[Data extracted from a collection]
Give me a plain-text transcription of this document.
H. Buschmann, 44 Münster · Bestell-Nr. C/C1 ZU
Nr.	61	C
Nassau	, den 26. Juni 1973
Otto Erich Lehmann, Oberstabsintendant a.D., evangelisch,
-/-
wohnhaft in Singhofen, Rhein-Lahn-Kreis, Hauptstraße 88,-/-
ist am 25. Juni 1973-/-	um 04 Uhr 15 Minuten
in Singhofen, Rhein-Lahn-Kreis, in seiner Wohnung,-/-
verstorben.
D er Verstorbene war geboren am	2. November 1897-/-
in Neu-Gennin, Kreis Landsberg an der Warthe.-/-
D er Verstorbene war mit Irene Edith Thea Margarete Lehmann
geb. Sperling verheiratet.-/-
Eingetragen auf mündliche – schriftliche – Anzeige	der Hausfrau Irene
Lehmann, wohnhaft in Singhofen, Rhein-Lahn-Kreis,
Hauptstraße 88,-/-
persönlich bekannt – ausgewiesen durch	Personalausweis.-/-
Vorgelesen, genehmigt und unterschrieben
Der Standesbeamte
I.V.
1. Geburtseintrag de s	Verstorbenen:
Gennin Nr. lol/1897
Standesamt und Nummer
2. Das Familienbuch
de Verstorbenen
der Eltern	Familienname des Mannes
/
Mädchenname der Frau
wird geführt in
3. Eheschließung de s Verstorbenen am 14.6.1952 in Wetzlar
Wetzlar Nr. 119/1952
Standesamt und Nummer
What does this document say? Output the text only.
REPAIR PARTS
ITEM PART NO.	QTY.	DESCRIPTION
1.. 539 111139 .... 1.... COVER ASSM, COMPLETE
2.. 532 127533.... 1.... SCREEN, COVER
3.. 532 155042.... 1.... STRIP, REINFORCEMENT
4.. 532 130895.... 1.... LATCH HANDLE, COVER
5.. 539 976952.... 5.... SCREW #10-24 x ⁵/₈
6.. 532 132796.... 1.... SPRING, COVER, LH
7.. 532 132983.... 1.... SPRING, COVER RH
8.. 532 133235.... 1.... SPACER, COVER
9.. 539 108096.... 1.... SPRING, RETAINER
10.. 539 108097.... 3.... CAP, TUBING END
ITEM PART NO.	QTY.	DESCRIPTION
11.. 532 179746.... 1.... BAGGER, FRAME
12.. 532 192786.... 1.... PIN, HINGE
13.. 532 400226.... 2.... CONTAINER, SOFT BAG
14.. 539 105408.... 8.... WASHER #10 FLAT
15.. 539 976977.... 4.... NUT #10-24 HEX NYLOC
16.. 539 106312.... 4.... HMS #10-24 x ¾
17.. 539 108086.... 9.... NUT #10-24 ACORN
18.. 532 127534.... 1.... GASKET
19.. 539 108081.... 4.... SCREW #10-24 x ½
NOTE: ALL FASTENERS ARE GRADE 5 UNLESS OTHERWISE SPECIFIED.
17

_Stated goal_: Output all of the data again, exactly.

_The response_:
Give me a plain-text transcription of this document.
H. Buschmann, 44 Münster · Bestell-Nr. C/C1 ZU
Nr.	61	C
Nassau	, den 26. Juni 1973
Otto Erich Lehmann, Oberstabsintendant a.D., evangelisch,
-/-
wohnhaft in Singhofen, Rhein-Lahn-Kreis, Hauptstraße 88,-/-
ist am 25. Juni 1973-/-	um 04 Uhr 15 Minuten
in Singhofen, Rhein-Lahn-Kreis, in seiner Wohnung,-/-
verstorben.
D er Verstorbene war geboren am	2. November 1897-/-
in Neu-Gennin, Kreis Landsberg an der Warthe.-/-
D er Verstorbene war mit Irene Edith Thea Margarete Lehmann
geb. Sperling verheiratet.-/-
Eingetragen auf mündliche – schriftliche – Anzeige	der Hausfrau Irene
Lehmann, wohnhaft in Singhofen, Rhein-Lahn-Kreis,
Hauptstraße 88,-/-
persönlich bekannt – ausgewiesen durch	Personalausweis.-/-
Vorgelesen, genehmigt und unterschrieben
Der Standesbeamte
I.V.
1. Geburtseintrag de s	Verstorbenen:
Gennin Nr. lol/1897
Standesamt und Nummer
2. Das Familienbuch
de Verstorbenen
der Eltern	Familienname des Mannes
/
Mädchenname der Frau
wird geführt in
3. Eheschließung de s Verstorbenen am 14.6.1952 in Wetzlar
Wetzlar Nr. 119/1952
Standesamt und Nummer
What does this document say? Output the text only.
REPAIR PARTS
ITEM PART NO.	QTY.	DESCRIPTION
1.. 539 111139 .... 1.... COVER ASSM, COMPLETE
2.. 532 127533.... 1.... SCREEN, COVER
3.. 532 155042.... 1.... STRIP, REINFORCEMENT
4.. 532 130895.... 1.... LATCH HANDLE, COVER
5.. 539 976952.... 5.... SCREW #10-24 x ⁵/₈
6.. 532 132796.... 1.... SPRING, COVER, LH
7.. 532 132983.... 1.... SPRING, COVER RH
8.. 532 133235.... 1.... SPACER, COVER
9.. 539 108096.... 1.... SPRING, RETAINER
10.. 539 108097.... 3.... CAP, TUBING END
ITEM PART NO.	QTY.	DESCRIPTION
11.. 532 179746.... 1.... BAGGER, FRAME
12.. 532 192786.... 1.... PIN, HINGE
13.. 532 400226.... 2.... CONTAINER, SOFT BAG
14.. 539 105408.... 8.... WASHER #10 FLAT
15.. 539 976977.... 4.... NUT #10-24 HEX NYLOC
16.. 539 106312.... 4.... HMS #10-24 x ¾
17.. 539 108086.... 9.... NUT #10-24 ACORN
18.. 532 127534.... 1.... GASKET
19.. 539 108081.... 4.... SCREW #10-24 x ½
NOTE: ALL FASTENERS ARE GRADE 5 UNLESS OTHERWISE SPECIFIED.
17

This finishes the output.